Begin

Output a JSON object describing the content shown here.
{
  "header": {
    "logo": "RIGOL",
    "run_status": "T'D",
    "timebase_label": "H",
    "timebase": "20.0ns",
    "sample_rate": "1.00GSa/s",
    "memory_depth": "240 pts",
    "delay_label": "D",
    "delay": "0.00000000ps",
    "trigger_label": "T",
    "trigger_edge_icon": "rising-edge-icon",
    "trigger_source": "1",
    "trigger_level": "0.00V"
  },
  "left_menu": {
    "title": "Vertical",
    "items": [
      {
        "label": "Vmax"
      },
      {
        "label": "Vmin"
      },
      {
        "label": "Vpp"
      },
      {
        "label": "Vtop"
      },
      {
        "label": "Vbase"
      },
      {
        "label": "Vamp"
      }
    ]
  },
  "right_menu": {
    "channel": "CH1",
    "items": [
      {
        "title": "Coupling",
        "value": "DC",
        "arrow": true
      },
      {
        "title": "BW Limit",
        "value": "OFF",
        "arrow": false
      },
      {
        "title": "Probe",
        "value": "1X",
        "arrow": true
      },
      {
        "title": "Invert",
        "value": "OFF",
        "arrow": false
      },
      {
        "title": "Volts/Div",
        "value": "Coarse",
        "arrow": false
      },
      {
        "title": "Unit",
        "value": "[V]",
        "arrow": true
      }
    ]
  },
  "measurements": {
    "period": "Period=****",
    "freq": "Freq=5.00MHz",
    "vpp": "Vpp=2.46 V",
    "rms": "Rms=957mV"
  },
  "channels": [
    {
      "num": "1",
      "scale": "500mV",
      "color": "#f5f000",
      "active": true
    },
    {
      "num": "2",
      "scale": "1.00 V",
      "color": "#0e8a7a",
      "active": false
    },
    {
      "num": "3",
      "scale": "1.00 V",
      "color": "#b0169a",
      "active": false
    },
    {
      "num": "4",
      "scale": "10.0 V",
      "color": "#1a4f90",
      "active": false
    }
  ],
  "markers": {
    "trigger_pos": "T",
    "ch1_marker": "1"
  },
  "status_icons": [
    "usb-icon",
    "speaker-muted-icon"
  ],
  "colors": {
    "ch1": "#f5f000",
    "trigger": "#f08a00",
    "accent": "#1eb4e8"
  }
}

End

* _WHAT IS REQUIRED_
Go through the data and return every record exactly.

* _TASK RESULT_
Output a JSON object describing the content shown here.
{
  "header": {
    "logo": "RIGOL",
    "run_status": "T'D",
    "timebase_label": "H",
    "timebase": "20.0ns",
    "sample_rate": "1.00GSa/s",
    "memory_depth": "240 pts",
    "delay_label": "D",
    "delay": "0.00000000ps",
    "trigger_label": "T",
    "trigger_edge_icon": "rising-edge-icon",
    "trigger_source": "1",
    "trigger_level": "0.00V"
  },
  "left_menu": {
    "title": "Vertical",
    "items": [
      {
        "label": "Vmax"
      },
      {
        "label": "Vmin"
      },
      {
        "label": "Vpp"
      },
      {
        "label": "Vtop"
      },
      {
        "label": "Vbase"
      },
      {
        "label": "Vamp"
      }
    ]
  },
  "right_menu": {
    "channel": "CH1",
    "items": [
      {
        "title": "Coupling",
        "value": "DC",
        "arrow": true
      },
      {
        "title": "BW Limit",
        "value": "OFF",
        "arrow": false
      },
      {
        "title": "Probe",
        "value": "1X",
        "arrow": true
      },
      {
        "title": "Invert",
        "value": "OFF",
        "arrow": false
      },
      {
        "title": "Volts/Div",
        "value": "Coarse",
        "arrow": false
      },
      {
        "title": "Unit",
        "value": "[V]",
        "arrow": true
      }
    ]
  },
  "measurements": {
    "period": "Period=****",
    "freq": "Freq=5.00MHz",
    "vpp": "Vpp=2.46 V",
    "rms": "Rms=957mV"
  },
  "channels": [
    {
      "num": "1",
      "scale": "500mV",
      "color": "#f5f000",
      "active": true
    },
    {
      "num": "2",
      "scale": "1.00 V",
      "color": "#0e8a7a",
      "active": false
    },
    {
      "num": "3",
      "scale": "1.00 V",
      "color": "#b0169a",
      "active": false
    },
    {
      "num": "4",
      "scale": "10.0 V",
      "color": "#1a4f90",
      "active": false
    }
  ],
  "markers": {
    "trigger_pos": "T",
    "ch1_marker": "1"
  },
  "status_icons": [
    "usb-icon",
    "speaker-muted-icon"
  ],
  "colors": {
    "ch1": "#f5f000",
    "trigger": "#f08a00",
    "accent": "#1eb4e8"
  }
}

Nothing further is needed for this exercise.